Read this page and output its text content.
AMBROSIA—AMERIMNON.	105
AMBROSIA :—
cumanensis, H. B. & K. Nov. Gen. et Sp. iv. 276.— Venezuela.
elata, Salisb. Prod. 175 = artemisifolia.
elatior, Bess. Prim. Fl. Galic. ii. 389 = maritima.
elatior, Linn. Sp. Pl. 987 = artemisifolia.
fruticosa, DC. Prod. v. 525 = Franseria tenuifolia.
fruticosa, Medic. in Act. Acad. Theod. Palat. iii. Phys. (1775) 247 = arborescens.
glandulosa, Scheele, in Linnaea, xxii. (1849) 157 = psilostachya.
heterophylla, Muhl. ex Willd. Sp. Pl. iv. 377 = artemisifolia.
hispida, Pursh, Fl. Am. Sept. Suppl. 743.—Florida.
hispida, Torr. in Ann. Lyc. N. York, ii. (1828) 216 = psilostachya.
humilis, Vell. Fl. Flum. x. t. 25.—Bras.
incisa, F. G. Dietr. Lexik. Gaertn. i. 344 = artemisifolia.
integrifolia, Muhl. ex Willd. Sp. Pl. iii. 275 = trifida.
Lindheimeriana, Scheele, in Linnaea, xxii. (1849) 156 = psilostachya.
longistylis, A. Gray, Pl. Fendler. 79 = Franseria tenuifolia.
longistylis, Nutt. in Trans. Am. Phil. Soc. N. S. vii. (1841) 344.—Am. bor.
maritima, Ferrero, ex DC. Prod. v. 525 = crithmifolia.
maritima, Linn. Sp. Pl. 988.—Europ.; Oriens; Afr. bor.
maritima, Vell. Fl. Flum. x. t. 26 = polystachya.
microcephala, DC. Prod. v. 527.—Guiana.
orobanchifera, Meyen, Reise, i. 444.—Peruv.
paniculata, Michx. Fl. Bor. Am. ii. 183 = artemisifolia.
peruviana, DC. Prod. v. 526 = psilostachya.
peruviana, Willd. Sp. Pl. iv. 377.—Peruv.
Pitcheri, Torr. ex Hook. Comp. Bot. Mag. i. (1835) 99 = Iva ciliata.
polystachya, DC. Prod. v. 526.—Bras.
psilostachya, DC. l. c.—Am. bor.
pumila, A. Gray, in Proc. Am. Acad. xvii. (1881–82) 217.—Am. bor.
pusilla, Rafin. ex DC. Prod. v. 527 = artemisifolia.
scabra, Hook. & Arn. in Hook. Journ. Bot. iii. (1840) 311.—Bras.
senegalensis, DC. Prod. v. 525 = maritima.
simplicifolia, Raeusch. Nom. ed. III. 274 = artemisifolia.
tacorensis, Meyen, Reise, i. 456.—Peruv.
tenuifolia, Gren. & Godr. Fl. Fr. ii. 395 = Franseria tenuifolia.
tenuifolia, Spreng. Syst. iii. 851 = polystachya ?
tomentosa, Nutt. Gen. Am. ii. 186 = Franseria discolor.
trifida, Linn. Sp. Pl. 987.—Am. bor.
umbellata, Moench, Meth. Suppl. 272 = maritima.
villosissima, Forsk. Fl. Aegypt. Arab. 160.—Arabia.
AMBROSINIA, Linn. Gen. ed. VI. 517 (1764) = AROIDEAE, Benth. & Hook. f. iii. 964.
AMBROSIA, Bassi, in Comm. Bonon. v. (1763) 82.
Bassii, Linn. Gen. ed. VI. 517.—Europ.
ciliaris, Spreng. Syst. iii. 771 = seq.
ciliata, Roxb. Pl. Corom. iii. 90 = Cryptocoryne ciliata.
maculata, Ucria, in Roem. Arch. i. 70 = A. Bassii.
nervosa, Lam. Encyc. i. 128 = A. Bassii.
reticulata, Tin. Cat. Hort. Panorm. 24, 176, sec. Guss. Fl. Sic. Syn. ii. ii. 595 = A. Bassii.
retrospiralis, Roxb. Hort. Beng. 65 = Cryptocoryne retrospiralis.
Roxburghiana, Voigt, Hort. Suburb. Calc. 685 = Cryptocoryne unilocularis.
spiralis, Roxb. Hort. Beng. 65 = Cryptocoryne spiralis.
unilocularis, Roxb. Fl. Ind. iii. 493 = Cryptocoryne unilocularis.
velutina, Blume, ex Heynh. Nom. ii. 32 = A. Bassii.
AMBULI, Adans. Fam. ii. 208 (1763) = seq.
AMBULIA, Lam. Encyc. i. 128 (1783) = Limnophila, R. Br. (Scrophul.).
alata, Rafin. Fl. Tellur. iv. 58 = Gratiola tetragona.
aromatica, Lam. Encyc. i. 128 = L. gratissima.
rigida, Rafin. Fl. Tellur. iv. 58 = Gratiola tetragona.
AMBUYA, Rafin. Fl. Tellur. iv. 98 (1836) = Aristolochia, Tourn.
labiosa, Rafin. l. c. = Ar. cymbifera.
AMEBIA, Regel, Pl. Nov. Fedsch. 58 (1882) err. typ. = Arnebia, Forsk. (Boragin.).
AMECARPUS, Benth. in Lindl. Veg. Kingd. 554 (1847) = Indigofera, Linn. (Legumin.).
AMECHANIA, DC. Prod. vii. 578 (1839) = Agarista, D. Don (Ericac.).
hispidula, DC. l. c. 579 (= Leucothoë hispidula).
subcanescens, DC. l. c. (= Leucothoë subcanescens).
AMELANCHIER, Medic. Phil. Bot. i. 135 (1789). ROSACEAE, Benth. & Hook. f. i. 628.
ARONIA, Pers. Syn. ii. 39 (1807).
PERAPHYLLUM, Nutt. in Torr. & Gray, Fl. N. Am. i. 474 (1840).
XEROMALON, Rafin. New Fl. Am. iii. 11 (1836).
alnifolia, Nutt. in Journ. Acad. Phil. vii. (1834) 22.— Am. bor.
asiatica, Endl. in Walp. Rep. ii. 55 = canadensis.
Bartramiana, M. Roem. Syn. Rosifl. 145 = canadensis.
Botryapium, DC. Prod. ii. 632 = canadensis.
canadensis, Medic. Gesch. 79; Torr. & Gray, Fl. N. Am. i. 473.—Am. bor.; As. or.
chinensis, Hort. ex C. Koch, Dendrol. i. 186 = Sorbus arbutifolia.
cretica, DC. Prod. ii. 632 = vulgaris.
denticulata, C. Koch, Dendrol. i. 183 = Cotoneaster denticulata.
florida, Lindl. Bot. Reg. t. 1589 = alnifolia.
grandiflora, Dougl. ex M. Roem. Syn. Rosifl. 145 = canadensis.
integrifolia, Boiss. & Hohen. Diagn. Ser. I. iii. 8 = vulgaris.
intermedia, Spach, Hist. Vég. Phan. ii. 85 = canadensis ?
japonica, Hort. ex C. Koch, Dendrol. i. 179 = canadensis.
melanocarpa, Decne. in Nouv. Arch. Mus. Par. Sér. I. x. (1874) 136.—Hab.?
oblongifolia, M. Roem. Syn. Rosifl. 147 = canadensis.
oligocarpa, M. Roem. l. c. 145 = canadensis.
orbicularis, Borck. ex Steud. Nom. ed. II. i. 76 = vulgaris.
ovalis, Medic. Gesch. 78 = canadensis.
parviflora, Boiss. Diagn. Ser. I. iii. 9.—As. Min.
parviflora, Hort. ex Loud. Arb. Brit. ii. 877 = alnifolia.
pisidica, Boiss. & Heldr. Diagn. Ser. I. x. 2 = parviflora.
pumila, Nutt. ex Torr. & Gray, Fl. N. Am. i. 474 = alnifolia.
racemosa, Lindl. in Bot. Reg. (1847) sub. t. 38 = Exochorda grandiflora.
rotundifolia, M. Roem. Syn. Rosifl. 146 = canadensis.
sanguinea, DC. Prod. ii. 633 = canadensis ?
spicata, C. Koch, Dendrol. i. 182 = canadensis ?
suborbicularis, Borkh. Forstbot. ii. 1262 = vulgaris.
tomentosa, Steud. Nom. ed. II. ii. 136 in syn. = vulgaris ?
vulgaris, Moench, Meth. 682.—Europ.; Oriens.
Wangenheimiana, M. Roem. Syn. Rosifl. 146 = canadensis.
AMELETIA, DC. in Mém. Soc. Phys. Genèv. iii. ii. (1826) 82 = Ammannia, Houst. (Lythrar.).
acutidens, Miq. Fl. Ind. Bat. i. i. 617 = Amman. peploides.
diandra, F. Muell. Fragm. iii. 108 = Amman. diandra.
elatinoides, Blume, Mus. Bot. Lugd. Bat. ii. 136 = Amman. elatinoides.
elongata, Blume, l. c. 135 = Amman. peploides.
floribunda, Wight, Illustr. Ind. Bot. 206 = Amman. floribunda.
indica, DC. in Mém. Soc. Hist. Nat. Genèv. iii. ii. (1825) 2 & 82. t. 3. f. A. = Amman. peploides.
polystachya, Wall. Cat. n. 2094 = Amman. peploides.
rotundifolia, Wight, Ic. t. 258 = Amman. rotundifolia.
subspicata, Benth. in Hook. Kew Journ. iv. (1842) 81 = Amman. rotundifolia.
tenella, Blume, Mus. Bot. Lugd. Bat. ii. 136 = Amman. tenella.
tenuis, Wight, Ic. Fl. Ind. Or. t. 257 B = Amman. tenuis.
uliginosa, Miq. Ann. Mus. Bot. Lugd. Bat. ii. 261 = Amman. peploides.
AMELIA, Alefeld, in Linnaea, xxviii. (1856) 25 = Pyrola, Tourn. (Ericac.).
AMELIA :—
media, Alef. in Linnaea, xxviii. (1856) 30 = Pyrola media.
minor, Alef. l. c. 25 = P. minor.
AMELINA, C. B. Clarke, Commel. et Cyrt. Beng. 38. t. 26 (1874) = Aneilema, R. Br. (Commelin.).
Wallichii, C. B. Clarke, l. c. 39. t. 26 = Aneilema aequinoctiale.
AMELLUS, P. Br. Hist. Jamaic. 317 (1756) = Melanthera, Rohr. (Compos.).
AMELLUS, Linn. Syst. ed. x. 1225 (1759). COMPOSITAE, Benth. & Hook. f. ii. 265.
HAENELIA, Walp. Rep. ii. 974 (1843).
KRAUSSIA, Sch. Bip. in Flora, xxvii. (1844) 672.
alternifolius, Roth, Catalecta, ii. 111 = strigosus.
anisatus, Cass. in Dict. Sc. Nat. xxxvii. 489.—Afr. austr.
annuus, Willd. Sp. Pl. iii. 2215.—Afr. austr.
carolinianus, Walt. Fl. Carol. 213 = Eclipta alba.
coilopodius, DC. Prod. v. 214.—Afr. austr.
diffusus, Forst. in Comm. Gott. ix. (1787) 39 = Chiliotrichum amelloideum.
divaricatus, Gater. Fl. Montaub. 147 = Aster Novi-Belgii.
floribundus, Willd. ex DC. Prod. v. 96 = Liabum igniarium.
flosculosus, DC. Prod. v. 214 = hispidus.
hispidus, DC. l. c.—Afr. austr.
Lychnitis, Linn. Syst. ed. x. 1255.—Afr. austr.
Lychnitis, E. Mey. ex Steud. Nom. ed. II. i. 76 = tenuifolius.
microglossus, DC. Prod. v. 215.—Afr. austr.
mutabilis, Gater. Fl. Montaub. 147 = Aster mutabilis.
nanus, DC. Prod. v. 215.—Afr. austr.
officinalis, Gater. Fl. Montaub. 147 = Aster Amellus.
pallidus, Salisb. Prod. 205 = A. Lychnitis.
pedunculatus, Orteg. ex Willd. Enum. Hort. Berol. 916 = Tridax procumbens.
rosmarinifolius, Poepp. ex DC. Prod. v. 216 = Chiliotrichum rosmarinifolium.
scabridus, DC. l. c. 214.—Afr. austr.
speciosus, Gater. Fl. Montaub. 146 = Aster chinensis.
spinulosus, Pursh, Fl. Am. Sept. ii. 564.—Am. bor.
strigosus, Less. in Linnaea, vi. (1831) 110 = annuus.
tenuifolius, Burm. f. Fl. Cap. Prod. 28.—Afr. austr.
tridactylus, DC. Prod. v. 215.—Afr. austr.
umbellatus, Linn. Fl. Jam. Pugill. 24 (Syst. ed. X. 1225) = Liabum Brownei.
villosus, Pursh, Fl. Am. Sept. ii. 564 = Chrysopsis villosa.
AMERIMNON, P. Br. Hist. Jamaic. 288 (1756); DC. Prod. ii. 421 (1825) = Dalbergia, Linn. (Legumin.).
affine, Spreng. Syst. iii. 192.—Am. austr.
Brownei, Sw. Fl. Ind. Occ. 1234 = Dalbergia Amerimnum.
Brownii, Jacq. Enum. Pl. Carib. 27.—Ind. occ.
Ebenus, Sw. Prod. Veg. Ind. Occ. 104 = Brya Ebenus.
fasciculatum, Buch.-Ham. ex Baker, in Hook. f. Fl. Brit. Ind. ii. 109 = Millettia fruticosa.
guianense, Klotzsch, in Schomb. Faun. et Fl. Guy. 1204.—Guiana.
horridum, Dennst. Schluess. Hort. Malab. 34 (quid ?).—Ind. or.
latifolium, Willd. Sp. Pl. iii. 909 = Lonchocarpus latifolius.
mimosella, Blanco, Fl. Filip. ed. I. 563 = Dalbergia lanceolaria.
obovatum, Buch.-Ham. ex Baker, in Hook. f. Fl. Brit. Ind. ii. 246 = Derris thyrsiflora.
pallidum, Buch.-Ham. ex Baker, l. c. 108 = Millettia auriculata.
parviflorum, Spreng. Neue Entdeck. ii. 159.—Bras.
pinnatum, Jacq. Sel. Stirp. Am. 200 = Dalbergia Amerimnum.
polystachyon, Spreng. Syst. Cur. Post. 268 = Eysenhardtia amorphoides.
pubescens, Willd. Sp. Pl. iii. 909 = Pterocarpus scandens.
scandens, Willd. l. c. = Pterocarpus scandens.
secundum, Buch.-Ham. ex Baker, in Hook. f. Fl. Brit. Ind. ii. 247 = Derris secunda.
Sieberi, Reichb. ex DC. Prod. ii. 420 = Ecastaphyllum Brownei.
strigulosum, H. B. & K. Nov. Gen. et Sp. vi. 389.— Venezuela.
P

EXERCISE DIRECTIONS. Pick each line holding the word "polystachya" out of the data and copy it.

OUTPUT OF THE TASK.
maritima, Vell. Fl. Flum. x. t. 26 = polystachya.
polystachya, DC. Prod. v. 526.—Bras.
tenuifolia, Spreng. Syst. iii. 851 = polystachya ?
polystachya, Wall. Cat. n. 2094 = Amman. peploides.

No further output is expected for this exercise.